Start

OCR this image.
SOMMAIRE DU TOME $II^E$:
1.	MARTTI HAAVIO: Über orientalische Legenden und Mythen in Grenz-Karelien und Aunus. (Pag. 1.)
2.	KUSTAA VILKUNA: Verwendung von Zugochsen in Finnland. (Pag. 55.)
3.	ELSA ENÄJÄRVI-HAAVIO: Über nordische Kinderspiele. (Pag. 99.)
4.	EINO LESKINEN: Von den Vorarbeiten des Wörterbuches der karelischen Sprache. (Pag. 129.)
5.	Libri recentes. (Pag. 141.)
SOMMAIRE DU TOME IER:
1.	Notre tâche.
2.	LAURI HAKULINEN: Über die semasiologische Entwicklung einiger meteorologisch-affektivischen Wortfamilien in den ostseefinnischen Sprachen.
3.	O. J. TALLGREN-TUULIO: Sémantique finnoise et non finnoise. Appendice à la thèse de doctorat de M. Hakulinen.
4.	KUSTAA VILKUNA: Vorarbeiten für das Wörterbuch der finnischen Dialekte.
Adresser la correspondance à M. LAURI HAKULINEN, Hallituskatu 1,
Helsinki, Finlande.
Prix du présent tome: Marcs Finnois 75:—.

End

● Instructions to follow: Return all lines containing the word "Über".

● Written answer:
1.	MARTTI HAAVIO: Über orientalische Legenden und Mythen in Grenz-Karelien und Aunus. (Pag. 1.)
3.	ELSA ENÄJÄRVI-HAAVIO: Über nordische Kinderspiele. (Pag. 99.)
2.	LAURI HAKULINEN: Über die semasiologische Entwicklung einiger meteorologisch-affektivischen Wortfamilien in den ostseefinnischen Sprachen.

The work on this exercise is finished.